# STATED EXERCISE
Every record that follows should be printed verbatim.
▬▬▬
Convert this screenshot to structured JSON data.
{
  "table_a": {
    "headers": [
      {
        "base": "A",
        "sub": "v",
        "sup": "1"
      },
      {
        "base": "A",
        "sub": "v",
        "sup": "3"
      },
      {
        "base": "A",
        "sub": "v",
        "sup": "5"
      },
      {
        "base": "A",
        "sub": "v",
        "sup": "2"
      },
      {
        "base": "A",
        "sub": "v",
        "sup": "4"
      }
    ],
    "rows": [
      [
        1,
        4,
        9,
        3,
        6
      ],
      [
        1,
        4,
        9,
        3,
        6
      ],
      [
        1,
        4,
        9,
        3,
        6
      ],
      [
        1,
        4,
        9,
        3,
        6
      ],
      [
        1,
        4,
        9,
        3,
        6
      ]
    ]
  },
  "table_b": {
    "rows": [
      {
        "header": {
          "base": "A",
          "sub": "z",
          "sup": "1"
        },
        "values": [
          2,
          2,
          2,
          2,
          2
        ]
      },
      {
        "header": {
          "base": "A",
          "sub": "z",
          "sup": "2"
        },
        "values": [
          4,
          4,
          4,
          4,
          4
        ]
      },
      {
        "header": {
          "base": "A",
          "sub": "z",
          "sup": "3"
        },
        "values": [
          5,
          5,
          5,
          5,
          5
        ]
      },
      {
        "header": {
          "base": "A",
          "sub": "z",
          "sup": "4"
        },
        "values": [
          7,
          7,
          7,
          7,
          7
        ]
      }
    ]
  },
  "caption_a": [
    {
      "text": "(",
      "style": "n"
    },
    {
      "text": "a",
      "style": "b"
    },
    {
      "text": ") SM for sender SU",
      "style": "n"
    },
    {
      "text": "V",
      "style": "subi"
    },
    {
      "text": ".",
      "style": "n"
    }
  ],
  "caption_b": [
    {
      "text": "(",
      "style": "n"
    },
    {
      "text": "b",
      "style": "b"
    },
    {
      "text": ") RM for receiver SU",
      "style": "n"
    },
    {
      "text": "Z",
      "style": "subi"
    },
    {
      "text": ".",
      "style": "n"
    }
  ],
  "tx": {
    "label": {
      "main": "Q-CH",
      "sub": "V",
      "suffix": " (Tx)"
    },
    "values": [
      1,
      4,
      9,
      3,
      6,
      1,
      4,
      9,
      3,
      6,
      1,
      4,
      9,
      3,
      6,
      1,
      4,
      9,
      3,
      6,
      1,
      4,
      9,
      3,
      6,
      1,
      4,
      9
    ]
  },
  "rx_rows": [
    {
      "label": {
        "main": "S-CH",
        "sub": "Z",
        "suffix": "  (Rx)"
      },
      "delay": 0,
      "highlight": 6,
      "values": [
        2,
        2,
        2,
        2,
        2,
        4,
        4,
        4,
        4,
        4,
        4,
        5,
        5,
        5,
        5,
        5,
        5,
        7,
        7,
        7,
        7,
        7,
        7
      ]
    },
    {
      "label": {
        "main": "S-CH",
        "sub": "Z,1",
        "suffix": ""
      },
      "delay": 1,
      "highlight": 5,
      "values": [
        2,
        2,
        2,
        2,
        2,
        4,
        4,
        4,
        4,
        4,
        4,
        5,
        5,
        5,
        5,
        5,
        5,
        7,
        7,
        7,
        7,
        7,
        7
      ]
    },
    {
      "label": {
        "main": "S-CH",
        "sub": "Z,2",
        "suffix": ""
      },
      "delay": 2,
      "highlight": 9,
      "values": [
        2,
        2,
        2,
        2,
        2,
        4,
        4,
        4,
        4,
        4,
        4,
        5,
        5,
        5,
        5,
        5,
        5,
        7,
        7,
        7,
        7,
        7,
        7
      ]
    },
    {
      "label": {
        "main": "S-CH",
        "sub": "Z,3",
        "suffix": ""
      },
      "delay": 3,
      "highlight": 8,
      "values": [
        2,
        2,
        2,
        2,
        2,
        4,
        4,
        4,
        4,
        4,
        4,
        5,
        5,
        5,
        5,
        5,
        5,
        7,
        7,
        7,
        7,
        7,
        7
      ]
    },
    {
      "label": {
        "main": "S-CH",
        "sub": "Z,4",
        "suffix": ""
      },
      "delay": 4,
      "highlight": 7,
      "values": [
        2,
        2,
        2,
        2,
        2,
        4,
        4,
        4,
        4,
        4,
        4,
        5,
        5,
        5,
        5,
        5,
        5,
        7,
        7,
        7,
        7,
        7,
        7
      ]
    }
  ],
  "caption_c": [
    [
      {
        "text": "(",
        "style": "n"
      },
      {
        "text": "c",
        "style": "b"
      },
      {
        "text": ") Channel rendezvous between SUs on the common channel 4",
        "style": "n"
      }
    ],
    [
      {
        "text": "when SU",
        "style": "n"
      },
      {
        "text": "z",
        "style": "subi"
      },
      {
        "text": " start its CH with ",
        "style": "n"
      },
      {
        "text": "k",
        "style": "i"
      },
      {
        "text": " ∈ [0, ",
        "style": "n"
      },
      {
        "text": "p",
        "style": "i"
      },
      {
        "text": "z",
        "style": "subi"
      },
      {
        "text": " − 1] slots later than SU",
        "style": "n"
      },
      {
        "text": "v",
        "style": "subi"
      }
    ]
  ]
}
▬▬▬
# OUTPUT OF THE TASK
Convert this screenshot to structured JSON data.
{
  "table_a": {
    "headers": [
      {
        "base": "A",
        "sub": "v",
        "sup": "1"
      },
      {
        "base": "A",
        "sub": "v",
        "sup": "3"
      },
      {
        "base": "A",
        "sub": "v",
        "sup": "5"
      },
      {
        "base": "A",
        "sub": "v",
        "sup": "2"
      },
      {
        "base": "A",
        "sub": "v",
        "sup": "4"
      }
    ],
    "rows": [
      [
        1,
        4,
        9,
        3,
        6
      ],
      [
        1,
        4,
        9,
        3,
        6
      ],
      [
        1,
        4,
        9,
        3,
        6
      ],
      [
        1,
        4,
        9,
        3,
        6
      ],
      [
        1,
        4,
        9,
        3,
        6
      ]
    ]
  },
  "table_b": {
    "rows": [
      {
        "header": {
          "base": "A",
          "sub": "z",
          "sup": "1"
        },
        "values": [
          2,
          2,
          2,
          2,
          2
        ]
      },
      {
        "header": {
          "base": "A",
          "sub": "z",
          "sup": "2"
        },
        "values": [
          4,
          4,
          4,
          4,
          4
        ]
      },
      {
        "header": {
          "base": "A",
          "sub": "z",
          "sup": "3"
        },
        "values": [
          5,
          5,
          5,
          5,
          5
        ]
      },
      {
        "header": {
          "base": "A",
          "sub": "z",
          "sup": "4"
        },
        "values": [
          7,
          7,
          7,
          7,
          7
        ]
      }
    ]
  },
  "caption_a": [
    {
      "text": "(",
      "style": "n"
    },
    {
      "text": "a",
      "style": "b"
    },
    {
      "text": ") SM for sender SU",
      "style": "n"
    },
    {
      "text": "V",
      "style": "subi"
    },
    {
      "text": ".",
      "style": "n"
    }
  ],
  "caption_b": [
    {
      "text": "(",
      "style": "n"
    },
    {
      "text": "b",
      "style": "b"
    },
    {
      "text": ") RM for receiver SU",
      "style": "n"
    },
    {
      "text": "Z",
      "style": "subi"
    },
    {
      "text": ".",
      "style": "n"
    }
  ],
  "tx": {
    "label": {
      "main": "Q-CH",
      "sub": "V",
      "suffix": " (Tx)"
    },
    "values": [
      1,
      4,
      9,
      3,
      6,
      1,
      4,
      9,
      3,
      6,
      1,
      4,
      9,
      3,
      6,
      1,
      4,
      9,
      3,
      6,
      1,
      4,
      9,
      3,
      6,
      1,
      4,
      9
    ]
  },
  "rx_rows": [
    {
      "label": {
        "main": "S-CH",
        "sub": "Z",
        "suffix": "  (Rx)"
      },
      "delay": 0,
      "highlight": 6,
      "values": [
        2,
        2,
        2,
        2,
        2,
        4,
        4,
        4,
        4,
        4,
        4,
        5,
        5,
        5,
        5,
        5,
        5,
        7,
        7,
        7,
        7,
        7,
        7
      ]
    },
    {
      "label": {
        "main": "S-CH",
        "sub": "Z,1",
        "suffix": ""
      },
      "delay": 1,
      "highlight": 5,
      "values": [
        2,
        2,
        2,
        2,
        2,
        4,
        4,
        4,
        4,
        4,
        4,
        5,
        5,
        5,
        5,
        5,
        5,
        7,
        7,
        7,
        7,
        7,
        7
      ]
    },
    {
      "label": {
        "main": "S-CH",
        "sub": "Z,2",
        "suffix": ""
      },
      "delay": 2,
      "highlight": 9,
      "values": [
        2,
        2,
        2,
        2,
        2,
        4,
        4,
        4,
        4,
        4,
        4,
        5,
        5,
        5,
        5,
        5,
        5,
        7,
        7,
        7,
        7,
        7,
        7
      ]
    },
    {
      "label": {
        "main": "S-CH",
        "sub": "Z,3",
        "suffix": ""
      },
      "delay": 3,
      "highlight": 8,
      "values": [
        2,
        2,
        2,
        2,
        2,
        4,
        4,
        4,
        4,
        4,
        4,
        5,
        5,
        5,
        5,
        5,
        5,
        7,
        7,
        7,
        7,
        7,
        7
      ]
    },
    {
      "label": {
        "main": "S-CH",
        "sub": "Z,4",
        "suffix": ""
      },
      "delay": 4,
      "highlight": 7,
      "values": [
        2,
        2,
        2,
        2,
        2,
        4,
        4,
        4,
        4,
        4,
        4,
        5,
        5,
        5,
        5,
        5,
        5,
        7,
        7,
        7,
        7,
        7,
        7
      ]
    }
  ],
  "caption_c": [
    [
      {
        "text": "(",
        "style": "n"
      },
      {
        "text": "c",
        "style": "b"
      },
      {
        "text": ") Channel rendezvous between SUs on the common channel 4",
        "style": "n"
      }
    ],
    [
      {
        "text": "when SU",
        "style": "n"
      },
      {
        "text": "z",
        "style": "subi"
      },
      {
        "text": " start its CH with ",
        "style": "n"
      },
      {
        "text": "k",
        "style": "i"
      },
      {
        "text": " ∈ [0, ",
        "style": "n"
      },
      {
        "text": "p",
        "style": "i"
      },
      {
        "text": "z",
        "style": "subi"
      },
      {
        "text": " − 1] slots later than SU",
        "style": "n"
      },
      {
        "text": "v",
        "style": "subi"
      }
    ]
  ]
}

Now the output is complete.